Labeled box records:

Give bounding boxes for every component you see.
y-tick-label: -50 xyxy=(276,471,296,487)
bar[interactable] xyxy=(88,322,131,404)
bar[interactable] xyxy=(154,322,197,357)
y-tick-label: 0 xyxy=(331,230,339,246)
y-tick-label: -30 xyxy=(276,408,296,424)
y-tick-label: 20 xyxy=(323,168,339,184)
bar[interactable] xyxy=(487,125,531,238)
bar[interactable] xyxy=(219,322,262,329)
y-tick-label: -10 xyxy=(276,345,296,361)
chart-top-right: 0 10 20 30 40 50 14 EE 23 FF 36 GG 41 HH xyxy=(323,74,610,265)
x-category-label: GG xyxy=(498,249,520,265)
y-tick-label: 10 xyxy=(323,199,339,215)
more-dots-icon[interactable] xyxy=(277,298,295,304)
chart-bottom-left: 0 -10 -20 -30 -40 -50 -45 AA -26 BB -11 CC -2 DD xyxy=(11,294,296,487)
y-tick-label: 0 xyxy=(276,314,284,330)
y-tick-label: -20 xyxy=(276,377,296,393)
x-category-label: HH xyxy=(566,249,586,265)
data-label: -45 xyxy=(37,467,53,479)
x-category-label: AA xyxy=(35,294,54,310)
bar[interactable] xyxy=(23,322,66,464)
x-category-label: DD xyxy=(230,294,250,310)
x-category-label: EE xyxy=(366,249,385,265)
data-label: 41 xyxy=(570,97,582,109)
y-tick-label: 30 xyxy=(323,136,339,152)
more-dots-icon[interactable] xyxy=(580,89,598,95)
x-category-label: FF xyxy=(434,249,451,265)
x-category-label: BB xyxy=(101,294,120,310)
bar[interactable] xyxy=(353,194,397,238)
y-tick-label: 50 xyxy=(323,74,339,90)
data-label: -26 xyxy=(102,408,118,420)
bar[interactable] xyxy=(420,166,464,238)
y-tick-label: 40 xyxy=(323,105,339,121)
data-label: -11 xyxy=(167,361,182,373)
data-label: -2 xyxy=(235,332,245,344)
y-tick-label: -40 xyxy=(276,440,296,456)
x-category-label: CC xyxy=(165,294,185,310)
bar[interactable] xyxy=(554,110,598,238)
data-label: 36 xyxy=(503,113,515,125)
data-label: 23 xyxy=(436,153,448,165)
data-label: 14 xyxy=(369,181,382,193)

--- WORK TO COMPLETE ---
Switch each "more-dots-icon" in the records to "overflow-menu-icon" and write out all the lines again with nothing else changed.

--- SOLUTION ---
Give bounding boxes for every component you see.
y-tick-label: -50 xyxy=(276,471,296,487)
bar[interactable] xyxy=(88,322,131,404)
bar[interactable] xyxy=(154,322,197,357)
y-tick-label: 0 xyxy=(331,230,339,246)
y-tick-label: -30 xyxy=(276,408,296,424)
y-tick-label: 20 xyxy=(323,168,339,184)
bar[interactable] xyxy=(487,125,531,238)
bar[interactable] xyxy=(219,322,262,329)
y-tick-label: -10 xyxy=(276,345,296,361)
chart-top-right: 0 10 20 30 40 50 14 EE 23 FF 36 GG 41 HH xyxy=(323,74,610,265)
x-category-label: GG xyxy=(498,249,520,265)
y-tick-label: 10 xyxy=(323,199,339,215)
overflow-menu-icon[interactable] xyxy=(277,298,295,304)
chart-bottom-left: 0 -10 -20 -30 -40 -50 -45 AA -26 BB -11 CC -2 DD xyxy=(11,294,296,487)
y-tick-label: 0 xyxy=(276,314,284,330)
y-tick-label: -20 xyxy=(276,377,296,393)
x-category-label: HH xyxy=(566,249,586,265)
data-label: -45 xyxy=(37,467,53,479)
x-category-label: AA xyxy=(35,294,54,310)
bar[interactable] xyxy=(23,322,66,464)
x-category-label: DD xyxy=(230,294,250,310)
x-category-label: EE xyxy=(366,249,385,265)
data-label: 41 xyxy=(570,97,582,109)
y-tick-label: 30 xyxy=(323,136,339,152)
overflow-menu-icon[interactable] xyxy=(580,89,598,95)
x-category-label: FF xyxy=(434,249,451,265)
x-category-label: BB xyxy=(101,294,120,310)
bar[interactable] xyxy=(353,194,397,238)
y-tick-label: 50 xyxy=(323,74,339,90)
data-label: -26 xyxy=(102,408,118,420)
bar[interactable] xyxy=(420,166,464,238)
y-tick-label: 40 xyxy=(323,105,339,121)
data-label: -11 xyxy=(167,361,182,373)
data-label: -2 xyxy=(235,332,245,344)
y-tick-label: -40 xyxy=(276,440,296,456)
x-category-label: CC xyxy=(165,294,185,310)
bar[interactable] xyxy=(554,110,598,238)
data-label: 36 xyxy=(503,113,515,125)
data-label: 23 xyxy=(436,153,448,165)
data-label: 14 xyxy=(369,181,382,193)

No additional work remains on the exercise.